DIRECTION:
List the lines starting at the one containing "throughput-card-title: Credit Throughput" and ending at the one containing "api-key-name: My First" as a numbered list, leaving out any blank lines.

[Source records]

• • • •

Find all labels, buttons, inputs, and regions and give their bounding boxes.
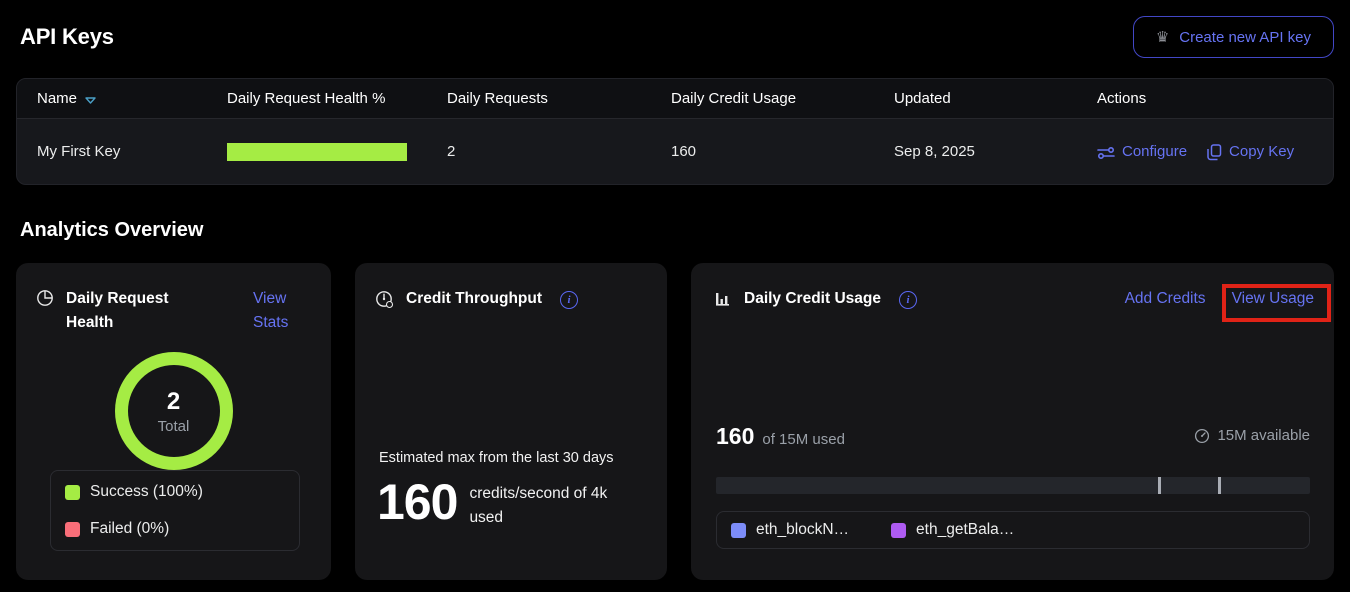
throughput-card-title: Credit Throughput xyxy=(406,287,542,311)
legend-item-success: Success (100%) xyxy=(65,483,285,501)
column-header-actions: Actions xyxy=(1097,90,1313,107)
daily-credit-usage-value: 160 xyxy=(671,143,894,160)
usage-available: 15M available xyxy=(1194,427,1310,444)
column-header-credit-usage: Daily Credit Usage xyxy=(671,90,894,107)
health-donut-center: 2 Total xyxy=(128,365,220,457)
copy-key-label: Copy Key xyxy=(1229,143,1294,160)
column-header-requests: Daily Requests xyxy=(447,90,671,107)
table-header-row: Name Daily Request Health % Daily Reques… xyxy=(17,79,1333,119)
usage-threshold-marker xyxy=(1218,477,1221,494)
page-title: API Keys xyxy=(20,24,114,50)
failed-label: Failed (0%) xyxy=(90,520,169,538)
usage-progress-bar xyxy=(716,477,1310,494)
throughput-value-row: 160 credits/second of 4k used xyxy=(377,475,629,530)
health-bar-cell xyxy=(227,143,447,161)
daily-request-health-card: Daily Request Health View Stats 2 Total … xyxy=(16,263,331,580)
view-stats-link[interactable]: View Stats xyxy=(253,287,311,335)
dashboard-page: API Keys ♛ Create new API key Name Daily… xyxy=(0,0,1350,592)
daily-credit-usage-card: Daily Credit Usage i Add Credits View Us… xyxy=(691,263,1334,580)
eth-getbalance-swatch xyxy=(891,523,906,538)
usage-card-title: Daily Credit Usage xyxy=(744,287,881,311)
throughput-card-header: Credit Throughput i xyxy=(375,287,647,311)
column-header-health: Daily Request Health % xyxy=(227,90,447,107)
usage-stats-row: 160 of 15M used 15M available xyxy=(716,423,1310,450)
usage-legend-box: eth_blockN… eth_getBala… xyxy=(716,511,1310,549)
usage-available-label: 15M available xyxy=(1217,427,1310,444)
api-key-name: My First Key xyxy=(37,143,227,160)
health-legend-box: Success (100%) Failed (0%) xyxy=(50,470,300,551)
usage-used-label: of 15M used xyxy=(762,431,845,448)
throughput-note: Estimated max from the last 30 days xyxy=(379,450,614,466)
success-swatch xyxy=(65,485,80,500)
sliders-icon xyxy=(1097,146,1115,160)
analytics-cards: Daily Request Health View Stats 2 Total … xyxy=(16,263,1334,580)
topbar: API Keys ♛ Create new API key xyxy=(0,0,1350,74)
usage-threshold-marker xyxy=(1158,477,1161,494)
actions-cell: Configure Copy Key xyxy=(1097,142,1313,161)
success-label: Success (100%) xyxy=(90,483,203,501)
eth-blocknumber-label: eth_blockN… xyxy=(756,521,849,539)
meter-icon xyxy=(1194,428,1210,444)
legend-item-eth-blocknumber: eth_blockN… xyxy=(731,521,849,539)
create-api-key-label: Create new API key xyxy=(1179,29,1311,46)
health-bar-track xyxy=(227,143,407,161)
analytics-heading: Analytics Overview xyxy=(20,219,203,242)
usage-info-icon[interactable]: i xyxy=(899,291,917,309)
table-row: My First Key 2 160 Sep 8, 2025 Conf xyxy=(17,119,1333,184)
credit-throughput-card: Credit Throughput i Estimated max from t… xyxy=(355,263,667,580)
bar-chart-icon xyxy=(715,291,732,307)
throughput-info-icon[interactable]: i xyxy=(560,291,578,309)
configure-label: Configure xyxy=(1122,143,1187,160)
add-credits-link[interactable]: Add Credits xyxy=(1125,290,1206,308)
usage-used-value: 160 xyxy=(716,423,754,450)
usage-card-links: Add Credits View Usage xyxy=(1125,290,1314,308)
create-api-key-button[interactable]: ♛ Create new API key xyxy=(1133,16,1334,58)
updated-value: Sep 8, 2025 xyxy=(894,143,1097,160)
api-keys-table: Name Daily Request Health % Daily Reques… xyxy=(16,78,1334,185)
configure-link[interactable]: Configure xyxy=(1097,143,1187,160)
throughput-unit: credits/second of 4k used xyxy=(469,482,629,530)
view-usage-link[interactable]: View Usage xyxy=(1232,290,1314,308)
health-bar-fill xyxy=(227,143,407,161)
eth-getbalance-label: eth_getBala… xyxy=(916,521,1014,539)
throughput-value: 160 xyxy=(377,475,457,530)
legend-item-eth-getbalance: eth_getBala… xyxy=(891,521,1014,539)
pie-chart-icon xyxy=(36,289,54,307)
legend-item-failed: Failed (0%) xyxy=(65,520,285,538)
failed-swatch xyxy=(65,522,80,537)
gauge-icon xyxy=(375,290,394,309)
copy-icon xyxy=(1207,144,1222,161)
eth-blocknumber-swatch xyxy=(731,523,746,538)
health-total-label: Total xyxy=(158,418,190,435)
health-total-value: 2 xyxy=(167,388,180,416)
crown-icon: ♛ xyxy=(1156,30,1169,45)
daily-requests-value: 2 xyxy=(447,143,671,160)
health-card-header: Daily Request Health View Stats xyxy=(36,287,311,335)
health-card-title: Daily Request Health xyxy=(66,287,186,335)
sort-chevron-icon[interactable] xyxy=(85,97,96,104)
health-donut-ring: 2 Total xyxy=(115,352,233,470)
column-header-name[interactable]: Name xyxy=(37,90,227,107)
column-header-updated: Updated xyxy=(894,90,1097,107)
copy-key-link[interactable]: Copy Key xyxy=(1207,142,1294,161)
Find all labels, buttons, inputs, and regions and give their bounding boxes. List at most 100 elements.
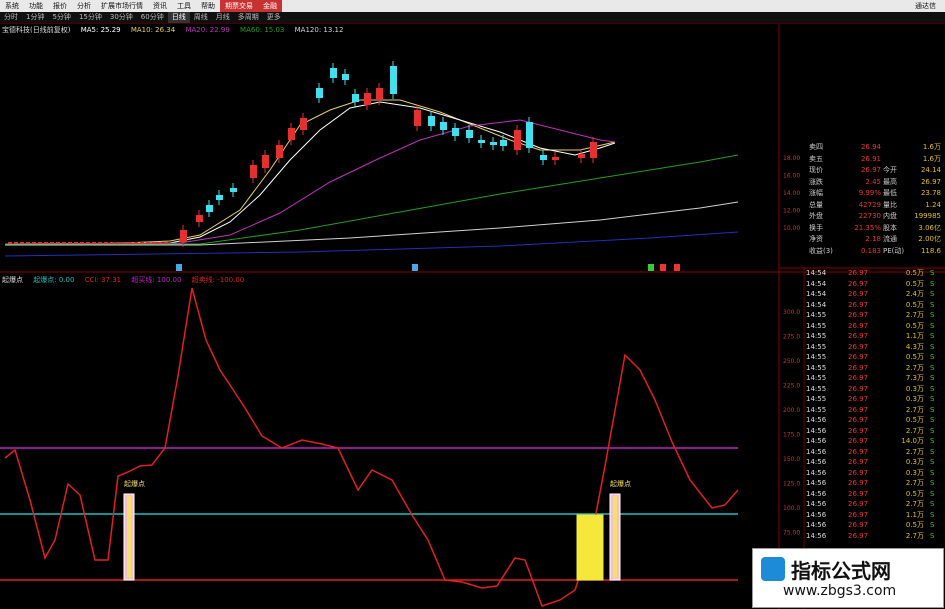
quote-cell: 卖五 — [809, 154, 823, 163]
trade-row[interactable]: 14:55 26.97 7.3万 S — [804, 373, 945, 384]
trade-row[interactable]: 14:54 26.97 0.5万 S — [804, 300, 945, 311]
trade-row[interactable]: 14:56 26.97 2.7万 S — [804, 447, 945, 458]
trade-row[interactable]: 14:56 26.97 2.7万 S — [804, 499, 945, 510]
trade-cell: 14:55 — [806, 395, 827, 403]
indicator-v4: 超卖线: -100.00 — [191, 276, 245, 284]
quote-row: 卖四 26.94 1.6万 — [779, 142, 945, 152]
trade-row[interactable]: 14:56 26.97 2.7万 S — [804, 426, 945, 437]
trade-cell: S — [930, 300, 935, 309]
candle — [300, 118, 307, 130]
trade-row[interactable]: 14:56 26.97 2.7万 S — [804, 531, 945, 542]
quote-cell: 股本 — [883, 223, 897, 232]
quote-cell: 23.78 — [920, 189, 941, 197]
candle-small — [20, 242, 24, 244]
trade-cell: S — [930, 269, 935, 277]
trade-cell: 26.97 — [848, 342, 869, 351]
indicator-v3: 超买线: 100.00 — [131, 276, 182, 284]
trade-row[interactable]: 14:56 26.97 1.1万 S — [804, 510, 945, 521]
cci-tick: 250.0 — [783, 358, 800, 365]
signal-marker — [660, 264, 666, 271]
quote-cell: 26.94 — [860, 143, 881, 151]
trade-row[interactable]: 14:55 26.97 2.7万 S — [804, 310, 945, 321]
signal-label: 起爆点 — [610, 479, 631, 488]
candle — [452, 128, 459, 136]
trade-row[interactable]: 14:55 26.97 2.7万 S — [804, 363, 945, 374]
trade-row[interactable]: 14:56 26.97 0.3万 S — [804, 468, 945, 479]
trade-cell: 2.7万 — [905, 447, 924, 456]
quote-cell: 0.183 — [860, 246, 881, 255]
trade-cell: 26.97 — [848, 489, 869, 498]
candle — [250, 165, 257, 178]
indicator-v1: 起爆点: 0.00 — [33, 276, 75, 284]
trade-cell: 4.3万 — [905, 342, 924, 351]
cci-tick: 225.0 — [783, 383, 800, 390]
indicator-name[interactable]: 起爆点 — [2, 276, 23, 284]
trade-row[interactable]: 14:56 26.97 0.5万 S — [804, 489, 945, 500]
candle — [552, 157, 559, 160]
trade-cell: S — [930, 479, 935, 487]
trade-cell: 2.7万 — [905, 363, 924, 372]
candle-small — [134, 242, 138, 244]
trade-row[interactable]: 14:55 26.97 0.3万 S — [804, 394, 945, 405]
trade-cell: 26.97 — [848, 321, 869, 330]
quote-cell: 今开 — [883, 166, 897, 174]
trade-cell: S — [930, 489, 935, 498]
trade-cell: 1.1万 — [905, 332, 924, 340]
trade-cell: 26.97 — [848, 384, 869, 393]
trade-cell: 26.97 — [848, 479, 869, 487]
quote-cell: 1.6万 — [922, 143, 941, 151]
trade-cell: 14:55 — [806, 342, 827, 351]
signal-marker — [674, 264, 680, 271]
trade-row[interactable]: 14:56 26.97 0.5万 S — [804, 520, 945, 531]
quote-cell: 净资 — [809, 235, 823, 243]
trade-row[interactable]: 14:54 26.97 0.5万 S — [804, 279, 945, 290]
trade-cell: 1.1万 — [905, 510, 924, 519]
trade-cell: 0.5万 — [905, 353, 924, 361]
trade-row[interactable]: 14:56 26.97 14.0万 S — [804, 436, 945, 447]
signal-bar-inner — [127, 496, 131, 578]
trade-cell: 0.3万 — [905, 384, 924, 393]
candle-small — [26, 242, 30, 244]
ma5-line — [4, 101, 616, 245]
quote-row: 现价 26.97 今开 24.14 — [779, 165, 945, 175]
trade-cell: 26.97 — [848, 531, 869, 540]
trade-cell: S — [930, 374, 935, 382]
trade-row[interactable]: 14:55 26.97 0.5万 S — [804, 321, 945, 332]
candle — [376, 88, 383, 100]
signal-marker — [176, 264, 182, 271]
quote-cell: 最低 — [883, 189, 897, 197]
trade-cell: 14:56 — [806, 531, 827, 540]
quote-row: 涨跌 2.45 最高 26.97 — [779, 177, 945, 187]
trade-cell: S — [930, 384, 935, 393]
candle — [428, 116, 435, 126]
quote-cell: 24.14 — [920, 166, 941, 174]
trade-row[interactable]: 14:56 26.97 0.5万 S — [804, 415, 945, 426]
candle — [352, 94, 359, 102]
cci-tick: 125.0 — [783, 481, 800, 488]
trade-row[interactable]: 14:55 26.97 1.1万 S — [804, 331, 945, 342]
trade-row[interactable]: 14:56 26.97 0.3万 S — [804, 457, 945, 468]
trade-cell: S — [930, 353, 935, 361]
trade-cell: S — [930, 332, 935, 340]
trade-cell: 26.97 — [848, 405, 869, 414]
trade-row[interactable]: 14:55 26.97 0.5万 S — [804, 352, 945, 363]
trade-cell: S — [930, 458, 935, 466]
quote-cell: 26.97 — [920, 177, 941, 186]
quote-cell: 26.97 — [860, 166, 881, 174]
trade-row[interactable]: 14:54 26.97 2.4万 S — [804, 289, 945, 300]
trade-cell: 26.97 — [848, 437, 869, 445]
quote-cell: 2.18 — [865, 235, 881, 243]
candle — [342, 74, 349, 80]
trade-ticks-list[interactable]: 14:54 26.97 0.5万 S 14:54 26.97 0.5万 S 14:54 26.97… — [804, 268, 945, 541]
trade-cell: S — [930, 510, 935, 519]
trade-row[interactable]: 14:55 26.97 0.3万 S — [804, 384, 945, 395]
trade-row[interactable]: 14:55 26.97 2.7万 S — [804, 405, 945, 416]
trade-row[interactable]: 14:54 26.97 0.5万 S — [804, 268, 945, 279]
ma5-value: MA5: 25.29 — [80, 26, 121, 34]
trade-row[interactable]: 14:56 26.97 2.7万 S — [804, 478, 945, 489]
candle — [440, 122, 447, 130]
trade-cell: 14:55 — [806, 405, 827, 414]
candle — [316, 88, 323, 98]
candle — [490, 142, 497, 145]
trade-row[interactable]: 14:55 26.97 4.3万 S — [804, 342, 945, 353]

• • • •

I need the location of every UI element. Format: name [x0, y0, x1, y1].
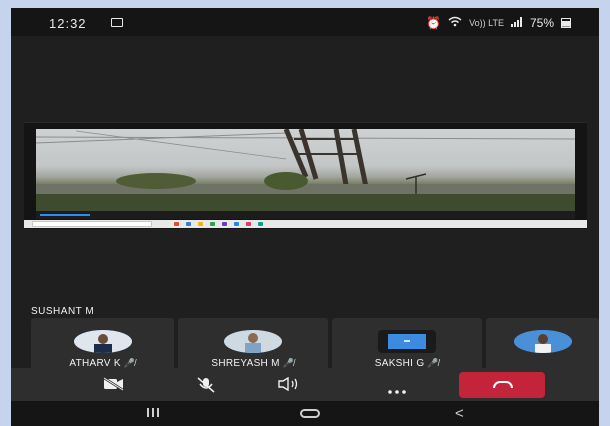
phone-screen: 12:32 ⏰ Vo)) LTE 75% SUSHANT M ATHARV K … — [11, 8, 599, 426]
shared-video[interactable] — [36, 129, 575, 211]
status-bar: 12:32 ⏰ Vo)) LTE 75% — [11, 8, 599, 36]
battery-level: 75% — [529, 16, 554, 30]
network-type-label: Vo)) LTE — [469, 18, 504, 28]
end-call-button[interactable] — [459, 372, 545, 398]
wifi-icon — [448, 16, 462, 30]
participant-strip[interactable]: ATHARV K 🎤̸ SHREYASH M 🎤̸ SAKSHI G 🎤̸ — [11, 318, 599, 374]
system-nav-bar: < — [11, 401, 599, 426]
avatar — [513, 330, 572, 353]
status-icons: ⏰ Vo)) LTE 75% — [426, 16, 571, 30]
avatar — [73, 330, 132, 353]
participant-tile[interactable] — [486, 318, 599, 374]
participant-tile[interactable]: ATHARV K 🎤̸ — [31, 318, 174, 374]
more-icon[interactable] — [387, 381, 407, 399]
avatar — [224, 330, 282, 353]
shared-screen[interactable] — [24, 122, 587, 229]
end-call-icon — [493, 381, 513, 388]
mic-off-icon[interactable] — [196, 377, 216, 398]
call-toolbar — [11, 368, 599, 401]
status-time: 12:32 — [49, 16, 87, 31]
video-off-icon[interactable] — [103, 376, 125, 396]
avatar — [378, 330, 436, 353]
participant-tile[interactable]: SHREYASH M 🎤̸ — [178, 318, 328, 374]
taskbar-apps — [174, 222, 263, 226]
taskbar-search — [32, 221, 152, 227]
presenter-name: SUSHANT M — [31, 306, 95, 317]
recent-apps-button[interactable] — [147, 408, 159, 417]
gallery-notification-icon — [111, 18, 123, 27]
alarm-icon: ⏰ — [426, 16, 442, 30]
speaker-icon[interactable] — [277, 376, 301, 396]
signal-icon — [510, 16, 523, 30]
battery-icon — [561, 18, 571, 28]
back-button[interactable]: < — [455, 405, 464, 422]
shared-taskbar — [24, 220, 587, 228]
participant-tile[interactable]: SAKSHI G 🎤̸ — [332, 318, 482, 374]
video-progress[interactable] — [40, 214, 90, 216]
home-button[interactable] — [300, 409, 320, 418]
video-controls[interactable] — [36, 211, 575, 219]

• • • •

ANSWER BELOW:
1. throughput-card-title: Credit Throughput xyxy=(406,287,542,311)
2. legend-item-success: Success (100%) xyxy=(65,483,285,501)
3. column-header-actions: Actions xyxy=(1097,90,1313,107)
4. daily-credit-usage-value: 160 xyxy=(671,143,894,160)
5. usage-available: 15M available xyxy=(1194,427,1310,444)
6. column-header-credit-usage: Daily Credit Usage xyxy=(671,90,894,107)
7. health-donut-center: 2 Total xyxy=(128,365,220,457)
8. copy-key-label: Copy Key xyxy=(1229,143,1294,160)
9. column-header-requests: Daily Requests xyxy=(447,90,671,107)
10. table-header-row: Name Daily Request Health % Daily Reques… xyxy=(17,79,1333,119)
11. usage-threshold-marker xyxy=(1218,477,1221,494)
12. page-title: API Keys xyxy=(20,24,114,50)
13. failed-label: Failed (0%) xyxy=(90,520,169,538)
14. usage-progress-bar xyxy=(716,477,1310,494)
15. throughput-value-row: 160 credits/second of 4k used xyxy=(377,475,629,530)
16. health-bar-cell xyxy=(227,143,447,161)
17. daily-request-health-card: Daily Request Health View Stats 2 Total … xyxy=(16,263,331,580)
18. view-stats-link[interactable]: View Stats xyxy=(253,287,311,335)
19. dashboard-page: API Keys ♛ Create new API key Name Daily… xyxy=(0,0,1350,592)
20. daily-credit-usage-card: Daily Credit Usage i Add Credits View Us… xyxy=(691,263,1334,580)
21. eth-getbalance-swatch xyxy=(891,523,906,538)
22. usage-card-title: Daily Credit Usage xyxy=(744,287,881,311)
23. throughput-card-header: Credit Throughput i xyxy=(375,287,647,311)
24. column-header-health: Daily Request Health % xyxy=(227,90,447,107)
25. usage-stats-row: 160 of 15M used 15M available xyxy=(716,423,1310,450)
26. usage-legend-box: eth_blockN… eth_getBala… xyxy=(716,511,1310,549)
27. usage-available-label: 15M available xyxy=(1217,427,1310,444)
28. api-key-name: My First Key xyxy=(37,143,227,160)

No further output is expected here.